*What you have to do*. Are you able to quote each entry exactly as written?

Entries taken from a collection:
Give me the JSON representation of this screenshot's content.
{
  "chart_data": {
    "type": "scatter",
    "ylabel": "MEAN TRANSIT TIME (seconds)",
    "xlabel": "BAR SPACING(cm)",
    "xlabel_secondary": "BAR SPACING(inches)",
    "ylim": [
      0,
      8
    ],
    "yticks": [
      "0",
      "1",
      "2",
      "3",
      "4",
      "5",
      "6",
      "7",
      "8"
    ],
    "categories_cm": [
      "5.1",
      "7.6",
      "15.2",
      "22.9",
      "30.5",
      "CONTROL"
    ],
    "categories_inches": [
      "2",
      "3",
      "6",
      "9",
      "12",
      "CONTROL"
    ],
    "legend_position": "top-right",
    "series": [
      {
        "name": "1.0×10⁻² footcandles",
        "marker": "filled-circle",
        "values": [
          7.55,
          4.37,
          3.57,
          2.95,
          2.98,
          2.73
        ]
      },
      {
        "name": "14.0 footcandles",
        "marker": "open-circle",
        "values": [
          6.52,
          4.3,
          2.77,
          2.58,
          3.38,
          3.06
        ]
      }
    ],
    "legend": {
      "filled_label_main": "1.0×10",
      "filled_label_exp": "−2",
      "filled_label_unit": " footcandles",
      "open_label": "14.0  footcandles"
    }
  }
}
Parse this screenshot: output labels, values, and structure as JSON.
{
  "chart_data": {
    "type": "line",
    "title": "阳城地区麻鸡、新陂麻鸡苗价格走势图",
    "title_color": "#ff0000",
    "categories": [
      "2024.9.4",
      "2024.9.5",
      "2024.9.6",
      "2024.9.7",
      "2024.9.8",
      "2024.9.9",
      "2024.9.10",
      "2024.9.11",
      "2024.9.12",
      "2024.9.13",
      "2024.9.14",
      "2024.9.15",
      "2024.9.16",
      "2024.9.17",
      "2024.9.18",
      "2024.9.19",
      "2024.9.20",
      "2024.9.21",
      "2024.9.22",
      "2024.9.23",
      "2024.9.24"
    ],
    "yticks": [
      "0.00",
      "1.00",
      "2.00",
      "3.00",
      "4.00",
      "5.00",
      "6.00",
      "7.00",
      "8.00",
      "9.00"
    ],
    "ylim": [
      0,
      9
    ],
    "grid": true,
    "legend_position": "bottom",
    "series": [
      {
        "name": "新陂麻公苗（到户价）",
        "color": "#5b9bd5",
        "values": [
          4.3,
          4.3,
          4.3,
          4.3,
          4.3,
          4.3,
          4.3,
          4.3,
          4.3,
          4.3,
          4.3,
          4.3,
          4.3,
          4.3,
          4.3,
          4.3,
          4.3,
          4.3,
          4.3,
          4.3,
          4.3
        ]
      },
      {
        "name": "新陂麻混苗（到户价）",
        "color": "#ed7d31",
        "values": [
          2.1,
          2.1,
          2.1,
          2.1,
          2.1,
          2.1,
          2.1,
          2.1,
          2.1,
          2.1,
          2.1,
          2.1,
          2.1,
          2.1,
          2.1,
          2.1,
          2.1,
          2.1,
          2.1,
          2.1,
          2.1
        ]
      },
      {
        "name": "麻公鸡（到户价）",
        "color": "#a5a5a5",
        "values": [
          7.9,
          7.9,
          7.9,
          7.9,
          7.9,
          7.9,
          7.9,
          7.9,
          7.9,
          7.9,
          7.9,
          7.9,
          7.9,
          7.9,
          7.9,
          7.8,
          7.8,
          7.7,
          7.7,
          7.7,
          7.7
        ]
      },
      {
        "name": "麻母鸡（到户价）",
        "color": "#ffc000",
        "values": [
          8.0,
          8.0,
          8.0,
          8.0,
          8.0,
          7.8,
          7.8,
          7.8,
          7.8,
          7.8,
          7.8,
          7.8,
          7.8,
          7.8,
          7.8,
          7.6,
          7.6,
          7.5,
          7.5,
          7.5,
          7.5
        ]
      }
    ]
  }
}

*Response to the exercise*.
Give me the JSON representation of this screenshot's content.
{
  "chart_data": {
    "type": "scatter",
    "ylabel": "MEAN TRANSIT TIME (seconds)",
    "xlabel": "BAR SPACING(cm)",
    "xlabel_secondary": "BAR SPACING(inches)",
    "ylim": [
      0,
      8
    ],
    "yticks": [
      "0",
      "1",
      "2",
      "3",
      "4",
      "5",
      "6",
      "7",
      "8"
    ],
    "categories_cm": [
      "5.1",
      "7.6",
      "15.2",
      "22.9",
      "30.5",
      "CONTROL"
    ],
    "categories_inches": [
      "2",
      "3",
      "6",
      "9",
      "12",
      "CONTROL"
    ],
    "legend_position": "top-right",
    "series": [
      {
        "name": "1.0×10⁻² footcandles",
        "marker": "filled-circle",
        "values": [
          7.55,
          4.37,
          3.57,
          2.95,
          2.98,
          2.73
        ]
      },
      {
        "name": "14.0 footcandles",
        "marker": "open-circle",
        "values": [
          6.52,
          4.3,
          2.77,
          2.58,
          3.38,
          3.06
        ]
      }
    ],
    "legend": {
      "filled_label_main": "1.0×10",
      "filled_label_exp": "−2",
      "filled_label_unit": " footcandles",
      "open_label": "14.0  footcandles"
    }
  }
}
Parse this screenshot: output labels, values, and structure as JSON.
{
  "chart_data": {
    "type": "line",
    "title": "阳城地区麻鸡、新陂麻鸡苗价格走势图",
    "title_color": "#ff0000",
    "categories": [
      "2024.9.4",
      "2024.9.5",
      "2024.9.6",
      "2024.9.7",
      "2024.9.8",
      "2024.9.9",
      "2024.9.10",
      "2024.9.11",
      "2024.9.12",
      "2024.9.13",
      "2024.9.14",
      "2024.9.15",
      "2024.9.16",
      "2024.9.17",
      "2024.9.18",
      "2024.9.19",
      "2024.9.20",
      "2024.9.21",
      "2024.9.22",
      "2024.9.23",
      "2024.9.24"
    ],
    "yticks": [
      "0.00",
      "1.00",
      "2.00",
      "3.00",
      "4.00",
      "5.00",
      "6.00",
      "7.00",
      "8.00",
      "9.00"
    ],
    "ylim": [
      0,
      9
    ],
    "grid": true,
    "legend_position": "bottom",
    "series": [
      {
        "name": "新陂麻公苗（到户价）",
        "color": "#5b9bd5",
        "values": [
          4.3,
          4.3,
          4.3,
          4.3,
          4.3,
          4.3,
          4.3,
          4.3,
          4.3,
          4.3,
          4.3,
          4.3,
          4.3,
          4.3,
          4.3,
          4.3,
          4.3,
          4.3,
          4.3,
          4.3,
          4.3
        ]
      },
      {
        "name": "新陂麻混苗（到户价）",
        "color": "#ed7d31",
        "values": [
          2.1,
          2.1,
          2.1,
          2.1,
          2.1,
          2.1,
          2.1,
          2.1,
          2.1,
          2.1,
          2.1,
          2.1,
          2.1,
          2.1,
          2.1,
          2.1,
          2.1,
          2.1,
          2.1,
          2.1,
          2.1
        ]
      },
      {
        "name": "麻公鸡（到户价）",
        "color": "#a5a5a5",
        "values": [
          7.9,
          7.9,
          7.9,
          7.9,
          7.9,
          7.9,
          7.9,
          7.9,
          7.9,
          7.9,
          7.9,
          7.9,
          7.9,
          7.9,
          7.9,
          7.8,
          7.8,
          7.7,
          7.7,
          7.7,
          7.7
        ]
      },
      {
        "name": "麻母鸡（到户价）",
        "color": "#ffc000",
        "values": [
          8.0,
          8.0,
          8.0,
          8.0,
          8.0,
          7.8,
          7.8,
          7.8,
          7.8,
          7.8,
          7.8,
          7.8,
          7.8,
          7.8,
          7.8,
          7.6,
          7.6,
          7.5,
          7.5,
          7.5,
          7.5
        ]
      }
    ]
  }
}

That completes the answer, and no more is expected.